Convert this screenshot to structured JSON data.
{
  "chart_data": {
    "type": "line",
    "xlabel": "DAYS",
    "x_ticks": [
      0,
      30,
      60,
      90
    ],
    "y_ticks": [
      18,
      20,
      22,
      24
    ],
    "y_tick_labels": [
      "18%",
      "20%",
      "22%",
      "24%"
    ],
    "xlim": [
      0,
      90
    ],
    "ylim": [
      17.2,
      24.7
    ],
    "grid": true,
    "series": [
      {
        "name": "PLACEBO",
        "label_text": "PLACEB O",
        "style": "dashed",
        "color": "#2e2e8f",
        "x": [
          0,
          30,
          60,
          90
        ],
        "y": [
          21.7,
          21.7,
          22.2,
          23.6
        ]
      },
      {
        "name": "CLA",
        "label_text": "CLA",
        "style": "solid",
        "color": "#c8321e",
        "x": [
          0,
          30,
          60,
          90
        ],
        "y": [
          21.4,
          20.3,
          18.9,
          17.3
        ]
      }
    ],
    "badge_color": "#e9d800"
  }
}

============

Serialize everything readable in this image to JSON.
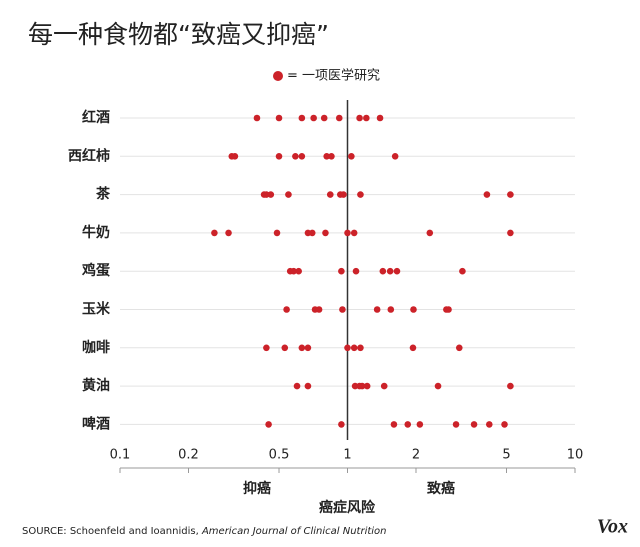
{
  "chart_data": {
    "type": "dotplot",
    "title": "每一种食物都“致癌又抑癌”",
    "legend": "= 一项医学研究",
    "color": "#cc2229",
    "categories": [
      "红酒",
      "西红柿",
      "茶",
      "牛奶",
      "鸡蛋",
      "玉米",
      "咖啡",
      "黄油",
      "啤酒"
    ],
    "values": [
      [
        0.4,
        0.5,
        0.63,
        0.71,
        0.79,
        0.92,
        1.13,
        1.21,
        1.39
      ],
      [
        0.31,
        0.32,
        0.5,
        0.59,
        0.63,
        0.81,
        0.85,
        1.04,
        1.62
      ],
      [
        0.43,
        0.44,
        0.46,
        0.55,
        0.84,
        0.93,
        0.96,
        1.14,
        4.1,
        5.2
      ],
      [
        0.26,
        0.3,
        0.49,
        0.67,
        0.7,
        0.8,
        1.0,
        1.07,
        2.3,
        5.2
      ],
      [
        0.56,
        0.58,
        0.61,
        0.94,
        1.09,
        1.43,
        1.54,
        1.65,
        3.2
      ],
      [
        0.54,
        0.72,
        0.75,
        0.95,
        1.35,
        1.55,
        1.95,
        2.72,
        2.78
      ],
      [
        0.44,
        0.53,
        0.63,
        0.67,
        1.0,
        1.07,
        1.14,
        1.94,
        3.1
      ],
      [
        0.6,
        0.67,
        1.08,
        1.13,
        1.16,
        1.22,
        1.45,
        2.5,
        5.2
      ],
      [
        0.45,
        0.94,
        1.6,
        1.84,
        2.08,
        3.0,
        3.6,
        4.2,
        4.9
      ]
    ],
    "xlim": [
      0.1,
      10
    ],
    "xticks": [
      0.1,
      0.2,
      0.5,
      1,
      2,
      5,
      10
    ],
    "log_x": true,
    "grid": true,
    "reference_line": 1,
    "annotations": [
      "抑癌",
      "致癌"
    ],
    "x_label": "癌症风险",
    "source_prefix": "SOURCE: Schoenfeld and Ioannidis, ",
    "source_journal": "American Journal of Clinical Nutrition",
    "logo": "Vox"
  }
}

============

- DIRECTION -
Select every line above that contains the word "JSON", and copy it.

- TASK ANSWER -
Convert this screenshot to structured JSON data.
Serialize everything readable in this image to JSON.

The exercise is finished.